▶ **Aim of the exercise**: Give the listing below again in full, exactly as written.
** start of Record extracts **
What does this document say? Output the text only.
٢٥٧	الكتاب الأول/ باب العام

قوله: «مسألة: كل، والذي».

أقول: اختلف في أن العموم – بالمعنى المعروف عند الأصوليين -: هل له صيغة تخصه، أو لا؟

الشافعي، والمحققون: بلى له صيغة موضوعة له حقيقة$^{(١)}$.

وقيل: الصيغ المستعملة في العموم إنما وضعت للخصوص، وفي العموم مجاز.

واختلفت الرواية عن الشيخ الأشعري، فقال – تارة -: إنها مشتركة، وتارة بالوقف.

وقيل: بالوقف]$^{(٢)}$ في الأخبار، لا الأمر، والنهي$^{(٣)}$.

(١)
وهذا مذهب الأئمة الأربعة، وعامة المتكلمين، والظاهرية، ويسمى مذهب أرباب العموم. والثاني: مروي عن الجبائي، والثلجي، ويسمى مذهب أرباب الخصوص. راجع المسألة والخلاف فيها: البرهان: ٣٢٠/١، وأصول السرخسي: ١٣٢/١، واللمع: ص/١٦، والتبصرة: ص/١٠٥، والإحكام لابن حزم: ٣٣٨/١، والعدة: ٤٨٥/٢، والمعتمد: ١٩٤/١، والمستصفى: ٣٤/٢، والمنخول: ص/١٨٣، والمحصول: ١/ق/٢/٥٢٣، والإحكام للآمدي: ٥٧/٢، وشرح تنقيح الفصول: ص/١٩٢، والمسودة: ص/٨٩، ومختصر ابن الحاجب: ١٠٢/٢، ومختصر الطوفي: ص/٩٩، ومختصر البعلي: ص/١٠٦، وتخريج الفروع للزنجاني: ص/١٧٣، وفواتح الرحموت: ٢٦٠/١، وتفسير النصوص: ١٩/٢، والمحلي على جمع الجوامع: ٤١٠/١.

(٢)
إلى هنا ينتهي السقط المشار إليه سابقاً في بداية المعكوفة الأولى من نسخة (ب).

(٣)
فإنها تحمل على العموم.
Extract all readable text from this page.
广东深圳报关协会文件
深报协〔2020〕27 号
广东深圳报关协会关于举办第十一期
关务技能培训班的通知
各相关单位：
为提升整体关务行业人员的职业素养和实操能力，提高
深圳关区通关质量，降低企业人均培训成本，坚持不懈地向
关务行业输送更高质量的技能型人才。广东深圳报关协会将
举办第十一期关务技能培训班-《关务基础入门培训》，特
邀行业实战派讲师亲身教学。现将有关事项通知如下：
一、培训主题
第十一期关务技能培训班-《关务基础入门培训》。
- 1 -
** end of Record extracts **
▶ **Solution for this exercise**:
What does this document say? Output the text only.
٢٥٧	الكتاب الأول/ باب العام

قوله: «مسألة: كل، والذي».

أقول: اختلف في أن العموم – بالمعنى المعروف عند الأصوليين -: هل له صيغة تخصه، أو لا؟

الشافعي، والمحققون: بلى له صيغة موضوعة له حقيقة$^{(١)}$.

وقيل: الصيغ المستعملة في العموم إنما وضعت للخصوص، وفي العموم مجاز.

واختلفت الرواية عن الشيخ الأشعري، فقال – تارة -: إنها مشتركة، وتارة بالوقف.

وقيل: بالوقف]$^{(٢)}$ في الأخبار، لا الأمر، والنهي$^{(٣)}$.

(١)
وهذا مذهب الأئمة الأربعة، وعامة المتكلمين، والظاهرية، ويسمى مذهب أرباب العموم. والثاني: مروي عن الجبائي، والثلجي، ويسمى مذهب أرباب الخصوص. راجع المسألة والخلاف فيها: البرهان: ٣٢٠/١، وأصول السرخسي: ١٣٢/١، واللمع: ص/١٦، والتبصرة: ص/١٠٥، والإحكام لابن حزم: ٣٣٨/١، والعدة: ٤٨٥/٢، والمعتمد: ١٩٤/١، والمستصفى: ٣٤/٢، والمنخول: ص/١٨٣، والمحصول: ١/ق/٢/٥٢٣، والإحكام للآمدي: ٥٧/٢، وشرح تنقيح الفصول: ص/١٩٢، والمسودة: ص/٨٩، ومختصر ابن الحاجب: ١٠٢/٢، ومختصر الطوفي: ص/٩٩، ومختصر البعلي: ص/١٠٦، وتخريج الفروع للزنجاني: ص/١٧٣، وفواتح الرحموت: ٢٦٠/١، وتفسير النصوص: ١٩/٢، والمحلي على جمع الجوامع: ٤١٠/١.

(٢)
إلى هنا ينتهي السقط المشار إليه سابقاً في بداية المعكوفة الأولى من نسخة (ب).

(٣)
فإنها تحمل على العموم.
Extract all readable text from this page.
广东深圳报关协会文件
深报协〔2020〕27 号
广东深圳报关协会关于举办第十一期
关务技能培训班的通知
各相关单位：
为提升整体关务行业人员的职业素养和实操能力，提高
深圳关区通关质量，降低企业人均培训成本，坚持不懈地向
关务行业输送更高质量的技能型人才。广东深圳报关协会将
举办第十一期关务技能培训班-《关务基础入门培训》，特
邀行业实战派讲师亲身教学。现将有关事项通知如下：
一、培训主题
第十一期关务技能培训班-《关务基础入门培训》。
- 1 -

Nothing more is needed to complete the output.